━━━ GIVEN ENTRIES ━━━

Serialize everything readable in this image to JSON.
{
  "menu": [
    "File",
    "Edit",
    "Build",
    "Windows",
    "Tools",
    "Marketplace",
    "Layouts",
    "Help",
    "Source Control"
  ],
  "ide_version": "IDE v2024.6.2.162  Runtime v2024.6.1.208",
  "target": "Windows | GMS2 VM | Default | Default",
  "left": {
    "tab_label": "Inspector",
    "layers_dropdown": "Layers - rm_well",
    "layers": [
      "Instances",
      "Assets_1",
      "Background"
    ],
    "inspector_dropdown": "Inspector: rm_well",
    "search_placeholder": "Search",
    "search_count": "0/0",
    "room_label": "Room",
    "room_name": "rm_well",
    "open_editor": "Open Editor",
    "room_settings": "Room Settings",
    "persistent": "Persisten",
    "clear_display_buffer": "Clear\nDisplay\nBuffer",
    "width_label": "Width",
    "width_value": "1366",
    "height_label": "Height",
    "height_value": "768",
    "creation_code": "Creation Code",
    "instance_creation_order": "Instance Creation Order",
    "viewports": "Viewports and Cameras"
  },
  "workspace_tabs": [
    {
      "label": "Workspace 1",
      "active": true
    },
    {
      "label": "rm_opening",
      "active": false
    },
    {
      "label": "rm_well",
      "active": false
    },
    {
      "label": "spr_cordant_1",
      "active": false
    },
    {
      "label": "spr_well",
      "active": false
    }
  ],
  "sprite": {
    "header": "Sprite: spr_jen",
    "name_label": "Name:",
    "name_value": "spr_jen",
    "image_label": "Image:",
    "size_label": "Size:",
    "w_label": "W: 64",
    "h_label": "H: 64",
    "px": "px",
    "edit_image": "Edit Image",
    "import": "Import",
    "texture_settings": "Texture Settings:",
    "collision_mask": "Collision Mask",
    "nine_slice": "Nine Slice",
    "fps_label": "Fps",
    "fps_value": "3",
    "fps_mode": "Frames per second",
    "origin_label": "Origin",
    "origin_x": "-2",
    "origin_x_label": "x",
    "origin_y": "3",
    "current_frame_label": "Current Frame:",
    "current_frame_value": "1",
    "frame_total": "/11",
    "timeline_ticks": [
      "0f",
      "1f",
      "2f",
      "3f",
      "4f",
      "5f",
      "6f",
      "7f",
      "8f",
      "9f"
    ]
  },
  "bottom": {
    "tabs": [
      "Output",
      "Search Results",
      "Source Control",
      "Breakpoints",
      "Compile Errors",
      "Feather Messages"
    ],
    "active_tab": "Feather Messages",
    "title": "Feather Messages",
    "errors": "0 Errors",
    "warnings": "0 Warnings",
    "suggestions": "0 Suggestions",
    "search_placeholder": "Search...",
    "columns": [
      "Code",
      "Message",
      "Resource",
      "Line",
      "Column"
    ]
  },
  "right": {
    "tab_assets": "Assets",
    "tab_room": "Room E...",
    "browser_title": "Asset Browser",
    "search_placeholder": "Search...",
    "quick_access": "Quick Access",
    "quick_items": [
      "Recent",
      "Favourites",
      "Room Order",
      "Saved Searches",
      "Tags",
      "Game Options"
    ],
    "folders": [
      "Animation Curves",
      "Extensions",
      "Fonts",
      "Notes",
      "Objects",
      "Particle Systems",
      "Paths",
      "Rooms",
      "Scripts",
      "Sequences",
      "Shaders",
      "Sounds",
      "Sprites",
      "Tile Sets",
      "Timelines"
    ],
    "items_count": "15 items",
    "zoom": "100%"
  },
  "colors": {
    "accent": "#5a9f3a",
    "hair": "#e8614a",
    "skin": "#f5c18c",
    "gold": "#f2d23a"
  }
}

━━━

=== EXERCISE AIM ===
Pick out, from the lines above, every one that contains the string "Windows".

=== ANSWER TO THIS TASK ===
    "Windows",
  "target": "Windows | GMS2 VM | Default | Default",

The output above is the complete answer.